▶ RECORDS FOR PROCESSING
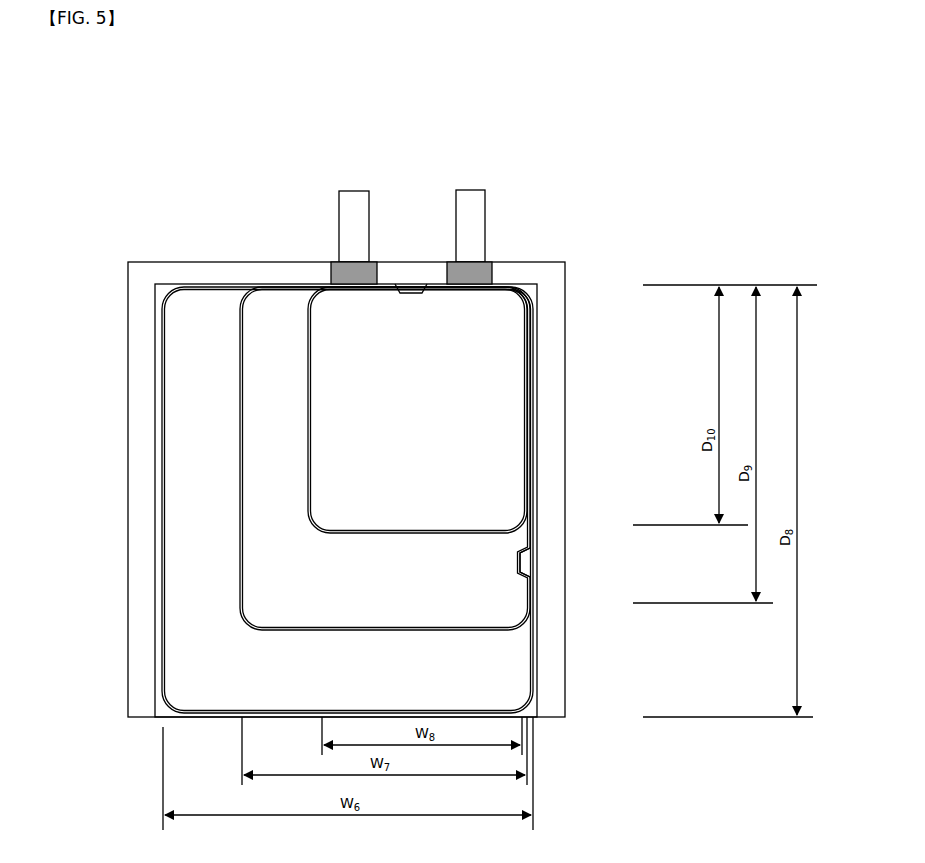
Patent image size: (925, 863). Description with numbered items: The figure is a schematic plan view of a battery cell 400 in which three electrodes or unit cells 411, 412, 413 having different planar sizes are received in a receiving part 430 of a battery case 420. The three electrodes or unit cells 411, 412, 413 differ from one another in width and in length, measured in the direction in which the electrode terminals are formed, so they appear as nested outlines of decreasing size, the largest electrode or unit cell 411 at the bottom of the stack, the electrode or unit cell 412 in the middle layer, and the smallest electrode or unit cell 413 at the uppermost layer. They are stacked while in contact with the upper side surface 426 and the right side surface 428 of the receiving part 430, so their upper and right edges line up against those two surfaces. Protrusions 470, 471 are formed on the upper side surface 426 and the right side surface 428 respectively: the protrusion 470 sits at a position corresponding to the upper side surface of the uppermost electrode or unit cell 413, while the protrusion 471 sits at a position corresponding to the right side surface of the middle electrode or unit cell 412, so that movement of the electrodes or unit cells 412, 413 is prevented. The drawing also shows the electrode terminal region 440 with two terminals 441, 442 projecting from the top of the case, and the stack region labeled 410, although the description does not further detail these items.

The battery cell 400 is at (110, 96).
The electrode assembly 410 is at (534, 360).
The electrode or unit cell 411 is at (513, 668).
The electrode or unit cell 412 is at (495, 587).
The electrode or unit cell 413 is at (503, 460).
The battery case 420 is at (567, 284).
The upper side surface 426 is at (503, 285).
The right side surface 428 is at (533, 405).
The receiving part 430 is at (541, 314).
The electrode leads 440 is at (528, 137).
The first electrode lead 441 is at (355, 203).
The second electrode lead 442 is at (468, 201).
The protrusion 470 is at (413, 292).
The protrusion 471 is at (521, 569).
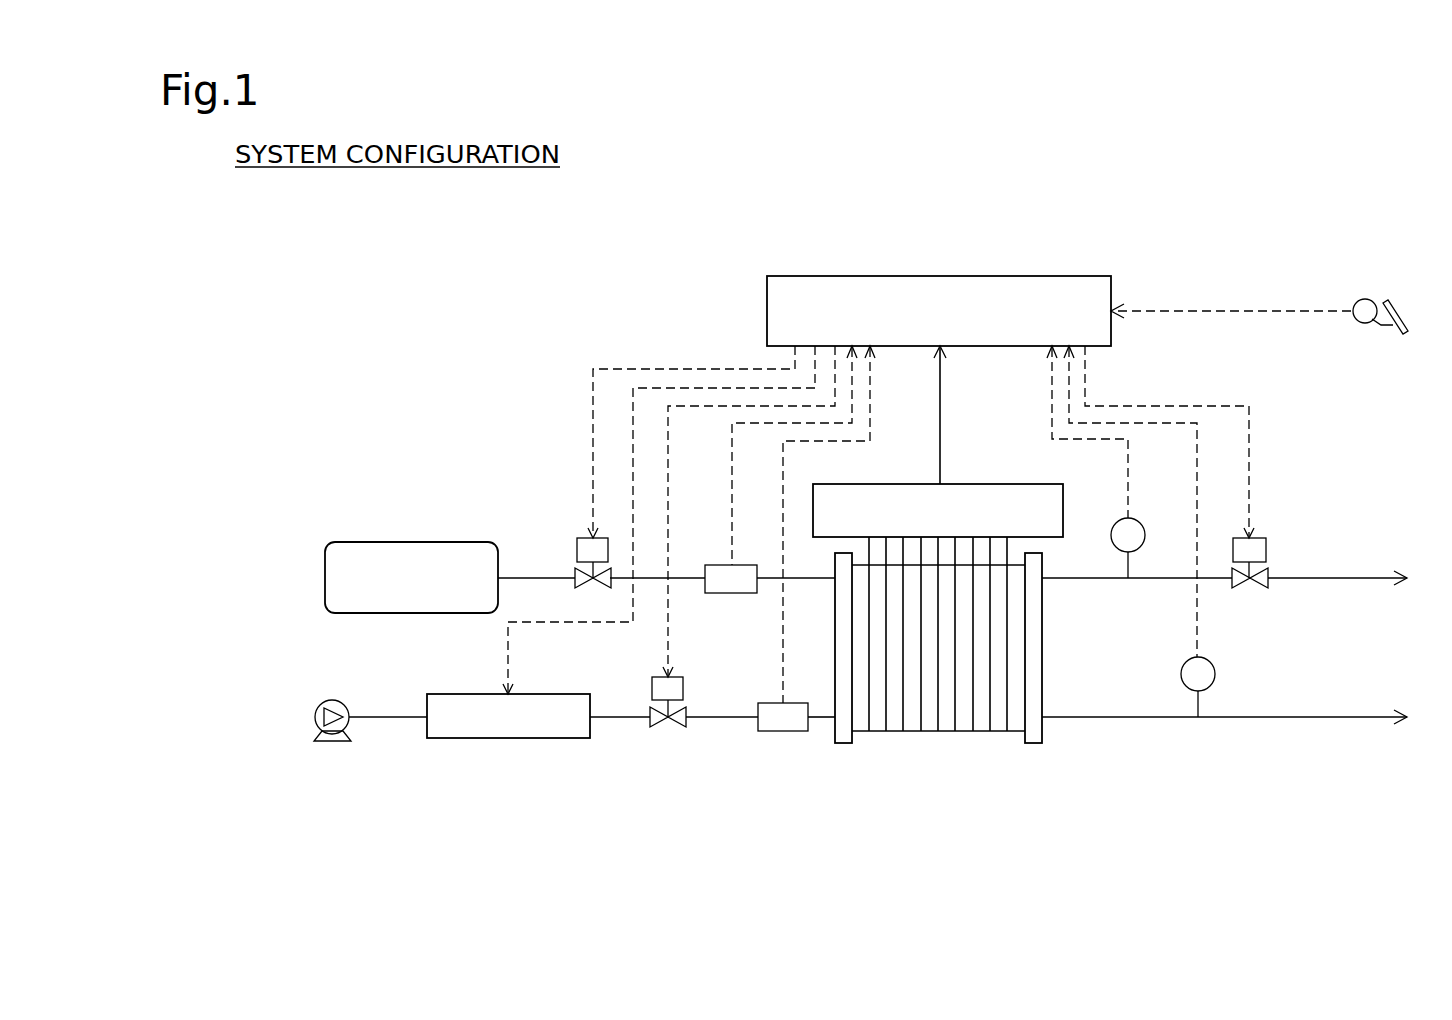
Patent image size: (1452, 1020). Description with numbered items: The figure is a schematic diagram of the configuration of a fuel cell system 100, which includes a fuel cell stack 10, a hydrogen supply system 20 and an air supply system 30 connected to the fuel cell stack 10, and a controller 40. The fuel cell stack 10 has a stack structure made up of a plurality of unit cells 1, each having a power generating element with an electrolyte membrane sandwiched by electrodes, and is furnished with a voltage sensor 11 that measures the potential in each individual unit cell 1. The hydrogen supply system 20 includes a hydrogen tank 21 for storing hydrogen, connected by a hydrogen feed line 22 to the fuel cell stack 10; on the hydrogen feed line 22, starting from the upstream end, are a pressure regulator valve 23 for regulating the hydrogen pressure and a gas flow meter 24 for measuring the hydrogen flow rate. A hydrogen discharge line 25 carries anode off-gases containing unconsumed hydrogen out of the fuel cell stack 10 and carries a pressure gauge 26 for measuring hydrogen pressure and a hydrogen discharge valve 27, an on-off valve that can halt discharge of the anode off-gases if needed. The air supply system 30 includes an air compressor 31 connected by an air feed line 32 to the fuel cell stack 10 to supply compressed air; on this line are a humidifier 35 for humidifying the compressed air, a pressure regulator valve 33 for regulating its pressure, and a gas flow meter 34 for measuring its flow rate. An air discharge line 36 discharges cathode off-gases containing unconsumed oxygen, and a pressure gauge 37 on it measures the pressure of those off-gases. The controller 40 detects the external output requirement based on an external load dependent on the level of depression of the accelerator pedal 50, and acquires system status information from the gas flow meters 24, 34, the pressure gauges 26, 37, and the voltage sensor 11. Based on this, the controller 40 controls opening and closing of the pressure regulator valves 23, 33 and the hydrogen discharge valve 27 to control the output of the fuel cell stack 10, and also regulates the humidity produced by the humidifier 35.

The unit cell 1 is at (880, 722).
The fuel cell stack 10 is at (938, 588).
The voltage sensor 11 is at (988, 484).
The hydrogen supply system 20 is at (300, 585).
The hydrogen tank 21 is at (405, 542).
The hydrogen feed line 22 is at (535, 578).
The pressure regulator valve 23 is at (578, 540).
The gas flow meter 24 is at (705, 565).
The hydrogen discharge line 25 is at (1078, 578).
The pressure gauge 26 is at (1141, 522).
The hydrogen discharge valve 27 is at (1266, 542).
The air supply system 30 is at (240, 710).
The air compressor 31 is at (316, 708).
The air feed line 32 is at (388, 717).
The pressure regulator valve 33 is at (652, 685).
The gas flow meter 34 is at (758, 705).
The humidifier 35 is at (450, 694).
The air discharge line 36 is at (1082, 717).
The pressure gauge 37 is at (1212, 662).
The controller 40 is at (883, 276).
The accelerator pedal 50 is at (1405, 318).
The fuel cell system 100 is at (1202, 208).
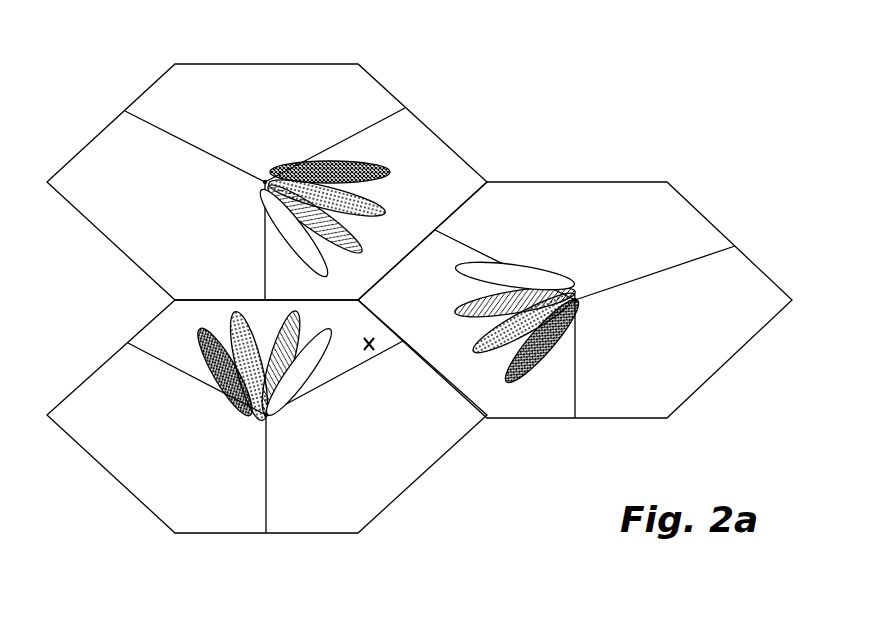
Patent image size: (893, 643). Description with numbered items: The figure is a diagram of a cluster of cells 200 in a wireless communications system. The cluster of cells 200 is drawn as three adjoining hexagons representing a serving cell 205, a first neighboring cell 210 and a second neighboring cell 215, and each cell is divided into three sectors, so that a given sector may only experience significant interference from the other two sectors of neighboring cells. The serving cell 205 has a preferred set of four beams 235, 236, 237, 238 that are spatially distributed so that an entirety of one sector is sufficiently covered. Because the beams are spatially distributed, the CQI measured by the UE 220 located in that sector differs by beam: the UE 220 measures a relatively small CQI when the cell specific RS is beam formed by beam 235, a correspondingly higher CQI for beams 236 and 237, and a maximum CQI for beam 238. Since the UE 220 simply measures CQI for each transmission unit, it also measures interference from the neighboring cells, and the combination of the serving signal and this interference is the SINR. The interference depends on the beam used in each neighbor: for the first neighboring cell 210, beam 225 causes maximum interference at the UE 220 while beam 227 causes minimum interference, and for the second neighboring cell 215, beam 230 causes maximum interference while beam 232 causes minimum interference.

▶ PROBLEM STATEMENT
Once the pictures are removed, return the entries exactly as they stand.

▶ FINAL ANSWER
Patent image size: (925, 863). Description with numbered items: The figure is a schematic plan view of a battery cell 400 in which three electrodes or unit cells 411, 412, 413 having different planar sizes are received in a receiving part 430 of a battery case 420. The three electrodes or unit cells 411, 412, 413 differ from one another in width and in length, measured in the direction in which the electrode terminals are formed, so they appear as nested outlines of decreasing size, the largest electrode or unit cell 411 at the bottom of the stack, the electrode or unit cell 412 in the middle layer, and the smallest electrode or unit cell 413 at the uppermost layer. They are stacked while in contact with the upper side surface 426 and the right side surface 428 of the receiving part 430, so their upper and right edges line up against those two surfaces. Protrusions 470, 471 are formed on the upper side surface 426 and the right side surface 428 respectively: the protrusion 470 sits at a position corresponding to the upper side surface of the uppermost electrode or unit cell 413, while the protrusion 471 sits at a position corresponding to the right side surface of the middle electrode or unit cell 412, so that movement of the electrodes or unit cells 412, 413 is prevented. The drawing also shows the electrode terminal region 440 with two terminals 441, 442 projecting from the top of the case, and the stack region labeled 410, although the description does not further detail these items.

The battery cell 400 is at (110, 96).
The electrode assembly 410 is at (534, 360).
The electrode or unit cell 411 is at (513, 668).
The electrode or unit cell 412 is at (495, 587).
The electrode or unit cell 413 is at (503, 460).
The battery case 420 is at (567, 284).
The upper side surface 426 is at (503, 285).
The right side surface 428 is at (533, 405).
The receiving part 430 is at (541, 314).
The electrode leads 440 is at (528, 137).
The first electrode lead 441 is at (355, 203).
The second electrode lead 442 is at (468, 201).
The protrusion 470 is at (413, 292).
The protrusion 471 is at (521, 569).
Patent image size: (1452, 1020). Description with numbered items: The figure is a schematic diagram of the configuration of a fuel cell system 100, which includes a fuel cell stack 10, a hydrogen supply system 20 and an air supply system 30 connected to the fuel cell stack 10, and a controller 40. The fuel cell stack 10 has a stack structure made up of a plurality of unit cells 1, each having a power generating element with an electrolyte membrane sandwiched by electrodes, and is furnished with a voltage sensor 11 that measures the potential in each individual unit cell 1. The hydrogen supply system 20 includes a hydrogen tank 21 for storing hydrogen, connected by a hydrogen feed line 22 to the fuel cell stack 10; on the hydrogen feed line 22, starting from the upstream end, are a pressure regulator valve 23 for regulating the hydrogen pressure and a gas flow meter 24 for measuring the hydrogen flow rate. A hydrogen discharge line 25 carries anode off-gases containing unconsumed hydrogen out of the fuel cell stack 10 and carries a pressure gauge 26 for measuring hydrogen pressure and a hydrogen discharge valve 27, an on-off valve that can halt discharge of the anode off-gases if needed. The air supply system 30 includes an air compressor 31 connected by an air feed line 32 to the fuel cell stack 10 to supply compressed air; on this line are a humidifier 35 for humidifying the compressed air, a pressure regulator valve 33 for regulating its pressure, and a gas flow meter 34 for measuring its flow rate. An air discharge line 36 discharges cathode off-gases containing unconsumed oxygen, and a pressure gauge 37 on it measures the pressure of those off-gases. The controller 40 detects the external output requirement based on an external load dependent on the level of depression of the accelerator pedal 50, and acquires system status information from the gas flow meters 24, 34, the pressure gauges 26, 37, and the voltage sensor 11. Based on this, the controller 40 controls opening and closing of the pressure regulator valves 23, 33 and the hydrogen discharge valve 27 to control the output of the fuel cell stack 10, and also regulates the humidity produced by the humidifier 35.

The unit cell 1 is at (880, 722).
The fuel cell stack 10 is at (938, 588).
The voltage sensor 11 is at (988, 484).
The hydrogen supply system 20 is at (300, 585).
The hydrogen tank 21 is at (405, 542).
The hydrogen feed line 22 is at (535, 578).
The pressure regulator valve 23 is at (578, 540).
The gas flow meter 24 is at (705, 565).
The hydrogen discharge line 25 is at (1078, 578).
The pressure gauge 26 is at (1141, 522).
The hydrogen discharge valve 27 is at (1266, 542).
The air supply system 30 is at (240, 710).
The air compressor 31 is at (316, 708).
The air feed line 32 is at (388, 717).
The pressure regulator valve 33 is at (652, 685).
The gas flow meter 34 is at (758, 705).
The humidifier 35 is at (450, 694).
The air discharge line 36 is at (1082, 717).
The pressure gauge 37 is at (1212, 662).
The controller 40 is at (883, 276).
The accelerator pedal 50 is at (1405, 318).
The fuel cell system 100 is at (1202, 208).
Patent image size: (893, 643). Description with numbered items: The figure is a diagram of a cluster of cells 200 in a wireless communications system. The cluster of cells 200 is drawn as three adjoining hexagons representing a serving cell 205, a first neighboring cell 210 and a second neighboring cell 215, and each cell is divided into three sectors, so that a given sector may only experience significant interference from the other two sectors of neighboring cells. The serving cell 205 has a preferred set of four beams 235, 236, 237, 238 that are spatially distributed so that an entirety of one sector is sufficiently covered. Because the beams are spatially distributed, the CQI measured by the UE 220 located in that sector differs by beam: the UE 220 measures a relatively small CQI when the cell specific RS is beam formed by beam 235, a correspondingly higher CQI for beams 236 and 237, and a maximum CQI for beam 238. Since the UE 220 simply measures CQI for each transmission unit, it also measures interference from the neighboring cells, and the combination of the serving signal and this interference is the SINR. The interference depends on the beam used in each neighbor: for the first neighboring cell 210, beam 225 causes maximum interference at the UE 220 while beam 227 causes minimum interference, and for the second neighboring cell 215, beam 230 causes maximum interference while beam 232 causes minimum interference.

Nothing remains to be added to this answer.